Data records
____
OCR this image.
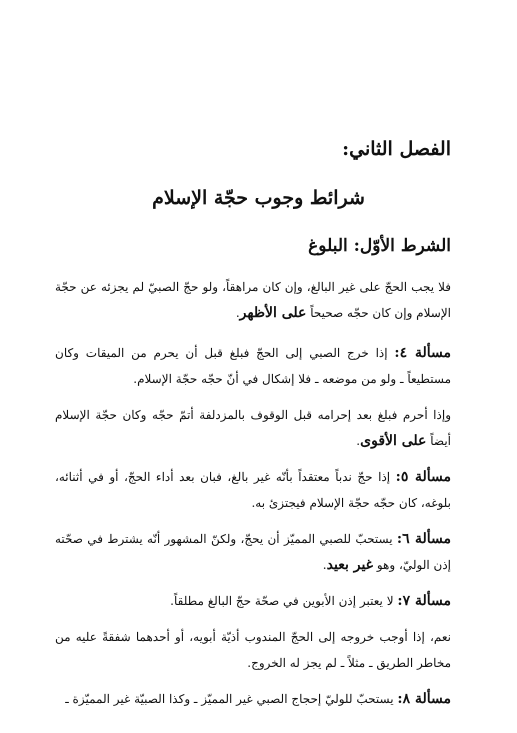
الفصل الثاني:
شرائط وجوب حجّة الإسلام
الشرط الأوّل: البلوغ
فلا يجب الحجّ على غير البالغ، وإن كان مراهقاً، ولو حجّ الصبيّ لم يجزئه عن حجّة الإسلام وإن كان حجّه صحيحاً على الأظهر.
مسألة ٤: إذا خرج الصبي إلى الحجّ فبلغ قبل أن يحرم من الميقات وكان مستطيعاً ـ ولو من موضعه ـ فلا إشكال في أنّ حجّه حجّة الإسلام.
وإذا أحرم فبلغ بعد إحرامه قبل الوقوف بالمزدلفة أتمّ حجّه وكان حجّة الإسلام أيضاً على الأقوى.
مسألة ٥: إذا حجّ ندباً معتقداً بأنّه غير بالغ، فبان بعد أداء الحجّ، أو في أثنائه، بلوغه، كان حجّه حجّة الإسلام فيجتزئ به.
مسألة ٦: يستحبّ للصبي المميّز أن يحجّ، ولكنّ المشهور أنّه يشترط في صحّته إذن الوليّ، وهو غير بعيد.
مسألة ٧: لا يعتبر إذن الأبوين في صحّة حجّ البالغ مطلقاً.
نعم، إذا أوجب خروجه إلى الحجّ المندوب أذيّة أبويه، أو أحدهما شفقةً عليه من مخاطر الطريق ـ مثلاً ـ لم يجز له الخروج.
مسألة ٨: يستحبّ للوليّ إحجاج الصبي غير المميّز ـ وكذا الصبيّة غير المميّزة ـ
____
Stated exercise.
Without the pictures, print the records in full, exactly as they appear.

Task solution.
OCR this image.
الفصل الثاني:
شرائط وجوب حجّة الإسلام
الشرط الأوّل: البلوغ
فلا يجب الحجّ على غير البالغ، وإن كان مراهقاً، ولو حجّ الصبيّ لم يجزئه عن حجّة الإسلام وإن كان حجّه صحيحاً على الأظهر.
مسألة ٤: إذا خرج الصبي إلى الحجّ فبلغ قبل أن يحرم من الميقات وكان مستطيعاً ـ ولو من موضعه ـ فلا إشكال في أنّ حجّه حجّة الإسلام.
وإذا أحرم فبلغ بعد إحرامه قبل الوقوف بالمزدلفة أتمّ حجّه وكان حجّة الإسلام أيضاً على الأقوى.
مسألة ٥: إذا حجّ ندباً معتقداً بأنّه غير بالغ، فبان بعد أداء الحجّ، أو في أثنائه، بلوغه، كان حجّه حجّة الإسلام فيجتزئ به.
مسألة ٦: يستحبّ للصبي المميّز أن يحجّ، ولكنّ المشهور أنّه يشترط في صحّته إذن الوليّ، وهو غير بعيد.
مسألة ٧: لا يعتبر إذن الأبوين في صحّة حجّ البالغ مطلقاً.
نعم، إذا أوجب خروجه إلى الحجّ المندوب أذيّة أبويه، أو أحدهما شفقةً عليه من مخاطر الطريق ـ مثلاً ـ لم يجز له الخروج.
مسألة ٨: يستحبّ للوليّ إحجاج الصبي غير المميّز ـ وكذا الصبيّة غير المميّزة ـ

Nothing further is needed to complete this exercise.